- Entries provided:
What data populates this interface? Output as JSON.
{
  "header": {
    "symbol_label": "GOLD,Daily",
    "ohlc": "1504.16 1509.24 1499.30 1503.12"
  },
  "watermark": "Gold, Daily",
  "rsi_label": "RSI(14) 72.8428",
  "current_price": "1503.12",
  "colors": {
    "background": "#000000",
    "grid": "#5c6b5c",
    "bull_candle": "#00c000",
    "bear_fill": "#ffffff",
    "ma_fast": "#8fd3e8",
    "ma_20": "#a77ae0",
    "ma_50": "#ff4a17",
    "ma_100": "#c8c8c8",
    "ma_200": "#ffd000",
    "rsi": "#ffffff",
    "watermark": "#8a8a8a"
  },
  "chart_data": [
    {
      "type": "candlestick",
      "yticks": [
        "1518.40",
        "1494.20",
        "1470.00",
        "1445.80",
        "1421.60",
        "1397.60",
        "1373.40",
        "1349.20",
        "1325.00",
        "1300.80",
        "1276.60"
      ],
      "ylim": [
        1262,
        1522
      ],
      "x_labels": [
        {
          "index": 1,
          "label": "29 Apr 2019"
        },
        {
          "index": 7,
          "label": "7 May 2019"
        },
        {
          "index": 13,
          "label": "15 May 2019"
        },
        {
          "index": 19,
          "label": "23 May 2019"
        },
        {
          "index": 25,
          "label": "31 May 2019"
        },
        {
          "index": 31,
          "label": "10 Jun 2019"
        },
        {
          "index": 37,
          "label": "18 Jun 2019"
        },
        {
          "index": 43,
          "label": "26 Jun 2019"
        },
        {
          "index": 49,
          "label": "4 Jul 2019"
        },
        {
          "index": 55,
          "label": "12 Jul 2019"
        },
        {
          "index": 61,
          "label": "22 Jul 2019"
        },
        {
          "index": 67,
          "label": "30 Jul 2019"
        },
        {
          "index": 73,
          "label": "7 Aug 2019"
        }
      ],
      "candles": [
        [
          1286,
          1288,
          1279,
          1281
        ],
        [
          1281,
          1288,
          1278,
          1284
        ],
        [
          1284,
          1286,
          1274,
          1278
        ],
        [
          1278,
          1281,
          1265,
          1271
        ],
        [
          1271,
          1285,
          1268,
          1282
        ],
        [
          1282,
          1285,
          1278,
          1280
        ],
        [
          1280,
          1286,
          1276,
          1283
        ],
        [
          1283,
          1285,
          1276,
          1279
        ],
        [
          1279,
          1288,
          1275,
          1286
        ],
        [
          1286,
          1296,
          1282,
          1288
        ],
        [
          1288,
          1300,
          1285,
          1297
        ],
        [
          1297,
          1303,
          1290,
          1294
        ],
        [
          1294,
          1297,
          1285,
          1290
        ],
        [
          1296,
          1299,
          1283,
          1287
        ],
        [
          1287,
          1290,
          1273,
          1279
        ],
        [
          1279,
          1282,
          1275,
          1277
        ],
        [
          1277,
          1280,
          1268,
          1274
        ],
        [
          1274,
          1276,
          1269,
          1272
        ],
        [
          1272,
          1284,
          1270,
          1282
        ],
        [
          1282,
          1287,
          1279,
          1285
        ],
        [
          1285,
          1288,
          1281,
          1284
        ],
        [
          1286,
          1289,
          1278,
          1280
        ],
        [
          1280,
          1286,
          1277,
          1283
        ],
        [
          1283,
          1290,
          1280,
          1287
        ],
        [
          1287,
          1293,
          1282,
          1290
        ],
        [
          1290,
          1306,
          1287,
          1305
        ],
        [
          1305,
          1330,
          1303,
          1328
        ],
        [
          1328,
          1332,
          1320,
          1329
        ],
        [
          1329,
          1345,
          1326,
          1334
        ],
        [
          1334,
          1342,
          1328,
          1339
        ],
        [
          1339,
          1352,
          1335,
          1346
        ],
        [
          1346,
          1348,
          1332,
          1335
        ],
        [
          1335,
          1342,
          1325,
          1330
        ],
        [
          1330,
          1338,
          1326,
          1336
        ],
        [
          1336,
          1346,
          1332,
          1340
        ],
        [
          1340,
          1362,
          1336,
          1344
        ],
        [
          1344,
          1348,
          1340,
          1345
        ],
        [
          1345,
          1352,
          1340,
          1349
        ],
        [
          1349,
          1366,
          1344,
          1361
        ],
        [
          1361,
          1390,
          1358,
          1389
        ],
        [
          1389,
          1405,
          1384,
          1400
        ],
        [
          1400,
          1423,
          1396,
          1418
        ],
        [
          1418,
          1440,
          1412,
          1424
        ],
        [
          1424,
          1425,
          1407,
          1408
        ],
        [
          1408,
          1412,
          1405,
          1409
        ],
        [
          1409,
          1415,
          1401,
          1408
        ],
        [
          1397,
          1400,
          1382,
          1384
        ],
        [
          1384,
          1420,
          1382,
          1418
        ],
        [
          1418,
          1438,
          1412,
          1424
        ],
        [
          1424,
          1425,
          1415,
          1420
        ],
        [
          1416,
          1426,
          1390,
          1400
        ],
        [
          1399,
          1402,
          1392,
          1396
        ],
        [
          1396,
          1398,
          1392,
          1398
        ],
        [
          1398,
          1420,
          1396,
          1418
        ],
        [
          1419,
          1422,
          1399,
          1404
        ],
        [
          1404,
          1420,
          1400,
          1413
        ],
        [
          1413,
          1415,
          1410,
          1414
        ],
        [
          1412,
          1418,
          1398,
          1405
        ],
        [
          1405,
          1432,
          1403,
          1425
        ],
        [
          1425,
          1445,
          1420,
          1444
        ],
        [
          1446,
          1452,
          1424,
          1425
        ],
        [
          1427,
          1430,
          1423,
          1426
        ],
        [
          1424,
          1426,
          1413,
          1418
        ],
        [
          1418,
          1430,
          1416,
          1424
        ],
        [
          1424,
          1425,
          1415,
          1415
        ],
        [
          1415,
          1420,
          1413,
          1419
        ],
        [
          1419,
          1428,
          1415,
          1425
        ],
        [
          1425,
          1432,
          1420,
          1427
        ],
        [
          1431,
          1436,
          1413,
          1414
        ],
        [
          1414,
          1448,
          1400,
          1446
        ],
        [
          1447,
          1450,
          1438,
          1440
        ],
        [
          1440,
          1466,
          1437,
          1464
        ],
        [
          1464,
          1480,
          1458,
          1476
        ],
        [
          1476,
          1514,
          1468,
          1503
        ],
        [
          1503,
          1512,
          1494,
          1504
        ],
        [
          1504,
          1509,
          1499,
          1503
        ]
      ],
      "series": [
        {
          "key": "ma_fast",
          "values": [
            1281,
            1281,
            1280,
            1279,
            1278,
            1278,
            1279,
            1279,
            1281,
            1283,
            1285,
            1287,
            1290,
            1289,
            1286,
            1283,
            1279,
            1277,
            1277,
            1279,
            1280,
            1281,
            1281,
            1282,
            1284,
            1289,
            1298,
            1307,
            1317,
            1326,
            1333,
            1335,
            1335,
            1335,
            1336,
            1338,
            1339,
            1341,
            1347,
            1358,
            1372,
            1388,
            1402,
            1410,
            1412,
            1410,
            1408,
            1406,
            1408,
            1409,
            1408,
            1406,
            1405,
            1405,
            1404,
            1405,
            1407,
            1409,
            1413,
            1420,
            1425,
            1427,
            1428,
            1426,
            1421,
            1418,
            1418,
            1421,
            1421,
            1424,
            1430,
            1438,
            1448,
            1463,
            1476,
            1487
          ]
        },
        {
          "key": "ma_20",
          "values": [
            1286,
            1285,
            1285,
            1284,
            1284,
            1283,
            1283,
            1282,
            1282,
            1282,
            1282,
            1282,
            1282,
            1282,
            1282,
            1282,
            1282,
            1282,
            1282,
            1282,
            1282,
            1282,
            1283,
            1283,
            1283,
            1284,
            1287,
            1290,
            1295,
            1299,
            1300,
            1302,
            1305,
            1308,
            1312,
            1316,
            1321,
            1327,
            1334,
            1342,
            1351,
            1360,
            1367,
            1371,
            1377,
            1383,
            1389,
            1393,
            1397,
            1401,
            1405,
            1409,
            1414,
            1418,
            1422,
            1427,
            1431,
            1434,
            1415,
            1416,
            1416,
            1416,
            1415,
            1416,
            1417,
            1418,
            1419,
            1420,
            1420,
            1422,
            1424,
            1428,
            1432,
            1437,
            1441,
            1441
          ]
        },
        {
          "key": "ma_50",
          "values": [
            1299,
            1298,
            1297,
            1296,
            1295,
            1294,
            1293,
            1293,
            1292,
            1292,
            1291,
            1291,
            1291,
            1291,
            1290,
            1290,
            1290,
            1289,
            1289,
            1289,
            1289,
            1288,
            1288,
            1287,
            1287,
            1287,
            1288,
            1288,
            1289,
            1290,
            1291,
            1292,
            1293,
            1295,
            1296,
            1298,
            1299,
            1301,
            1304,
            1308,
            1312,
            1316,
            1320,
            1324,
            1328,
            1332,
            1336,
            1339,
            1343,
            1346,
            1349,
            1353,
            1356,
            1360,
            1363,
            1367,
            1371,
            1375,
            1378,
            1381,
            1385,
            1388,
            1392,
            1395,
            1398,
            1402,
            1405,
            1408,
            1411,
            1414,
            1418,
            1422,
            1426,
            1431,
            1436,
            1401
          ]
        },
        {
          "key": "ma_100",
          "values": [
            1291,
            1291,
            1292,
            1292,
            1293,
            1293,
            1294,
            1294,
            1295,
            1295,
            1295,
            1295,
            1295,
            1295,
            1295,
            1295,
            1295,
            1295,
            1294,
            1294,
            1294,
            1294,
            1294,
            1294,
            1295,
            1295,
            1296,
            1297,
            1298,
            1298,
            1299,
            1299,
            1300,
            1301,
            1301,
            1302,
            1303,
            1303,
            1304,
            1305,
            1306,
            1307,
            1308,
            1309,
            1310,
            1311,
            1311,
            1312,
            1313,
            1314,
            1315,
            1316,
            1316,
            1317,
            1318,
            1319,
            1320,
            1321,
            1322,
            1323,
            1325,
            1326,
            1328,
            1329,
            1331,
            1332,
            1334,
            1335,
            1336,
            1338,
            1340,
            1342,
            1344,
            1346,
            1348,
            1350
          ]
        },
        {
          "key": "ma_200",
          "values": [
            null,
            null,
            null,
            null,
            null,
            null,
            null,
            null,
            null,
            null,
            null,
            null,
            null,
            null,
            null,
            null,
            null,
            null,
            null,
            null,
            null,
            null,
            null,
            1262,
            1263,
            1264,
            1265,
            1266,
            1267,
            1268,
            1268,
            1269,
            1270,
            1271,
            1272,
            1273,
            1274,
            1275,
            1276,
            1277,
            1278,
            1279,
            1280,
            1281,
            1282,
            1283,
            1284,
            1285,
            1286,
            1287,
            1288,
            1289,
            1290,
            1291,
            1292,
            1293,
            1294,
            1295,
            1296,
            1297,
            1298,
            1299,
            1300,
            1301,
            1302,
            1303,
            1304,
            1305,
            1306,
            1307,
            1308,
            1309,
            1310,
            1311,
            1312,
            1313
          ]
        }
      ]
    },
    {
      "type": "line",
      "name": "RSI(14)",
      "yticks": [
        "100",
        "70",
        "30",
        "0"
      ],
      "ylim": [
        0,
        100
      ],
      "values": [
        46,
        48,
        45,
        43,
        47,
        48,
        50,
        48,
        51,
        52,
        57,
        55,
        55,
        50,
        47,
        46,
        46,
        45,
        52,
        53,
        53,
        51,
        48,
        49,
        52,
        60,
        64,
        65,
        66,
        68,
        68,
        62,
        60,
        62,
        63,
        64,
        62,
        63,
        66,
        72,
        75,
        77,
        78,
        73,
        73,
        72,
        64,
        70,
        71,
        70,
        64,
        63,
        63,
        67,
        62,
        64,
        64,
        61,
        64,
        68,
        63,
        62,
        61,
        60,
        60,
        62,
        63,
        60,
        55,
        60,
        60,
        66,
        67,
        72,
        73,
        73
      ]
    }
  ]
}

- The request:
Return all lines containing "watermark".

- Solution to this problem:
  "watermark": "Gold, Daily",
    "watermark": "#8a8a8a"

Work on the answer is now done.